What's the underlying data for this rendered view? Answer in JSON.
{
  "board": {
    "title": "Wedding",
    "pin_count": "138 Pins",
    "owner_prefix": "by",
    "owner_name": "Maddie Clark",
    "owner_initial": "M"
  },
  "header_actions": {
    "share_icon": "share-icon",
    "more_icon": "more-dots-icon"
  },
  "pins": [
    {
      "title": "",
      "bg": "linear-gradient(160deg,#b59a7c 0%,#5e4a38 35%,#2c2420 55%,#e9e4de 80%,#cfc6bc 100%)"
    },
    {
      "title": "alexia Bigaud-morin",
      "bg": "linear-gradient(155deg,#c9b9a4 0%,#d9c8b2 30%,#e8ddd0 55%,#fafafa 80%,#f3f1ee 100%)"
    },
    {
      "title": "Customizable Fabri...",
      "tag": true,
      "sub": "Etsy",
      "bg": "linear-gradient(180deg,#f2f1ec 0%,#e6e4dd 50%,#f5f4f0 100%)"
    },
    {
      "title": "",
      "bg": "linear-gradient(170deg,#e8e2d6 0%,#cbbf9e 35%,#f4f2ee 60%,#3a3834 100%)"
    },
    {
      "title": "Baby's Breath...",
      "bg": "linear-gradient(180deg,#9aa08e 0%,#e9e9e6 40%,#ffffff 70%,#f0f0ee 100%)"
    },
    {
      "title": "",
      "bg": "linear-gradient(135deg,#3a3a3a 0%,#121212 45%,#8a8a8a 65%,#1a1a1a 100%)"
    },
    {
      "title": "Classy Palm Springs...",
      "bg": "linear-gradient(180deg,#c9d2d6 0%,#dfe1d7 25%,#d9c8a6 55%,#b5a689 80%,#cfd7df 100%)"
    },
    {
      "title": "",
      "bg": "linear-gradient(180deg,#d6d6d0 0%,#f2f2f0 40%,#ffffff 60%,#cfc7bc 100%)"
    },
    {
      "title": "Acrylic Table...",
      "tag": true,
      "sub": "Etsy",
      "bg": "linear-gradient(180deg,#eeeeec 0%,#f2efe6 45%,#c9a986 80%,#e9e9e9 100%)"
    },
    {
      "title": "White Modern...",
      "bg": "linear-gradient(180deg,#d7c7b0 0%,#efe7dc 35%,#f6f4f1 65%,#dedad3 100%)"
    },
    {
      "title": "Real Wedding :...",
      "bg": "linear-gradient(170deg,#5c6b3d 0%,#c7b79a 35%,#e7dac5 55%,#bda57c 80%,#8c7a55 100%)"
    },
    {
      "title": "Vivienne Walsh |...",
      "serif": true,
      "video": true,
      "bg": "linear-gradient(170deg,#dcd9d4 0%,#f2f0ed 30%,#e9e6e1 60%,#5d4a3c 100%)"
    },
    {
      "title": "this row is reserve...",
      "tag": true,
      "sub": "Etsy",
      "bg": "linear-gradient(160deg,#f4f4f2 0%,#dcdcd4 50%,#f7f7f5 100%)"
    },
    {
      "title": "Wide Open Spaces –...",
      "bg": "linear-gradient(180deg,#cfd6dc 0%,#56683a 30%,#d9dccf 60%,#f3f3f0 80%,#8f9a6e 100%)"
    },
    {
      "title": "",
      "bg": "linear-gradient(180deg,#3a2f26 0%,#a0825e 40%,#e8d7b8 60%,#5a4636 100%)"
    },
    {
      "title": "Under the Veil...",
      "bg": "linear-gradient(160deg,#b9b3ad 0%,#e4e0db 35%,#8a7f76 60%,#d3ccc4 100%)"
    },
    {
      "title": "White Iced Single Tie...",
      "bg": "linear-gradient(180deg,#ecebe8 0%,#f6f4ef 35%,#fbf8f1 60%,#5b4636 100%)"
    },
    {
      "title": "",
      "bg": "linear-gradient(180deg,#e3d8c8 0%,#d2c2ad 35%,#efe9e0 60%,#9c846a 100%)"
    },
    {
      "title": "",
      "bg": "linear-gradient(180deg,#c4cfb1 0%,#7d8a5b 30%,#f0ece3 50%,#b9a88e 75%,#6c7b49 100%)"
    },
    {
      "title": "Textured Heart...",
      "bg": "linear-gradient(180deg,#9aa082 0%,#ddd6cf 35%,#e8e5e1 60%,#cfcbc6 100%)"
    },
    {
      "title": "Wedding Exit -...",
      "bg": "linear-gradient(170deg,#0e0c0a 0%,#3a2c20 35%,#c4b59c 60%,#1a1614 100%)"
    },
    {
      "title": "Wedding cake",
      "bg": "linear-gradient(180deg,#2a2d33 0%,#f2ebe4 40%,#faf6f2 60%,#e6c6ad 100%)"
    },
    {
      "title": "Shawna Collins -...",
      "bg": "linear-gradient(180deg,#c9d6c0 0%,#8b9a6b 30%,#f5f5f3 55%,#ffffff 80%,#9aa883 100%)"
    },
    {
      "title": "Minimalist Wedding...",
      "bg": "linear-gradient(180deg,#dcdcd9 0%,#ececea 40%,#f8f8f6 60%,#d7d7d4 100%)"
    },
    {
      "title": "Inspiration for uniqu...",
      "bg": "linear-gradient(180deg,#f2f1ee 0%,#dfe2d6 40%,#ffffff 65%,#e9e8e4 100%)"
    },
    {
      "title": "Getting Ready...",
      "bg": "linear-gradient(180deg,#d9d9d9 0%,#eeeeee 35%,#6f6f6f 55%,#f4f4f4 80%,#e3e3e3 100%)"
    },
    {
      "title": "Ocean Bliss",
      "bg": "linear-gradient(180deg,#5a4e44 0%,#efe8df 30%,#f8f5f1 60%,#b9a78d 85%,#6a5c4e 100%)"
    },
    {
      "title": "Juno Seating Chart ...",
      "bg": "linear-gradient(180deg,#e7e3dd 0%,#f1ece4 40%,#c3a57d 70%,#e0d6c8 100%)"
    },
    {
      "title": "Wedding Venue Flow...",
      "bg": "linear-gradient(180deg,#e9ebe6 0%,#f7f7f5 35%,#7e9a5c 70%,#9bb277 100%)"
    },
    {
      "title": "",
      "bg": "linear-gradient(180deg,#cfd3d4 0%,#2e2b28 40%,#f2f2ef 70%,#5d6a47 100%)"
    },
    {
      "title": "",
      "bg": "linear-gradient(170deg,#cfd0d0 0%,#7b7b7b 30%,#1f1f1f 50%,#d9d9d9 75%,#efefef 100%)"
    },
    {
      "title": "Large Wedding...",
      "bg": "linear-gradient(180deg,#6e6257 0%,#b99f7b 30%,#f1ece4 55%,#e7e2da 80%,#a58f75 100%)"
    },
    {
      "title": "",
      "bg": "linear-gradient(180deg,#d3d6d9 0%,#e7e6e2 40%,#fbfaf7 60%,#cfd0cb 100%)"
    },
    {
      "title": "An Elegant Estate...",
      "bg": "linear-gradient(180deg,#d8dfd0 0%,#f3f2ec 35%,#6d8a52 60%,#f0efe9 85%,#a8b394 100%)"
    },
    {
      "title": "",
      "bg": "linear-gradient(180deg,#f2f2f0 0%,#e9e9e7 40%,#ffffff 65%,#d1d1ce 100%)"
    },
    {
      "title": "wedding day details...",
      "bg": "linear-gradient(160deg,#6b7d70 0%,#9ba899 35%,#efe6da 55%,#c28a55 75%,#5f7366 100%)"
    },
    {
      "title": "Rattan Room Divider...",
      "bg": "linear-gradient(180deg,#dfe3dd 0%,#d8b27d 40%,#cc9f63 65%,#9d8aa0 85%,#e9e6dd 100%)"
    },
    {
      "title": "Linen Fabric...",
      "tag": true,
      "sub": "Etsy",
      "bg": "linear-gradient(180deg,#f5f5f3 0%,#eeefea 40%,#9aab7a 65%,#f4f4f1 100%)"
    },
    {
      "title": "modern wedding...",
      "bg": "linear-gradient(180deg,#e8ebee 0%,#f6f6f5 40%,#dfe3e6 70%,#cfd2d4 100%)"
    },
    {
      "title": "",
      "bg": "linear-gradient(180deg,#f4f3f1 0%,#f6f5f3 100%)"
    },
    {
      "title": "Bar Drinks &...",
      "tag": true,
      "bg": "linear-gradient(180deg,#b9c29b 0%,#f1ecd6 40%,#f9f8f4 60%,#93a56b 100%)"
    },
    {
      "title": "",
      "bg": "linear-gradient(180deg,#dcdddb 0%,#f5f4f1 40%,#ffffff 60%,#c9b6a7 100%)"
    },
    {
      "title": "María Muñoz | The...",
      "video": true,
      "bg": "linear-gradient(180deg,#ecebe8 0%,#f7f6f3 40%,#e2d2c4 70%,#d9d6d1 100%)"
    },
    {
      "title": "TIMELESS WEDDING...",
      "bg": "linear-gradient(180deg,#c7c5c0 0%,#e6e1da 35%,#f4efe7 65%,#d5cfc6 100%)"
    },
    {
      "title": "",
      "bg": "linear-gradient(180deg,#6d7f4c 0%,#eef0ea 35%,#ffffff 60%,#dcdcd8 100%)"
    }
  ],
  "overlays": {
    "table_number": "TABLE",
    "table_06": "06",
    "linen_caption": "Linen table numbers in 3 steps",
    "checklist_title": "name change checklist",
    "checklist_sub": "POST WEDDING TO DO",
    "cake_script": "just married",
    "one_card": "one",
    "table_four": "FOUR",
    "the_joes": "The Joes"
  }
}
= = =
→ Goal of the exercise:
Each line containing the word "icon" counts once; report the total alone.

→ Written response:
2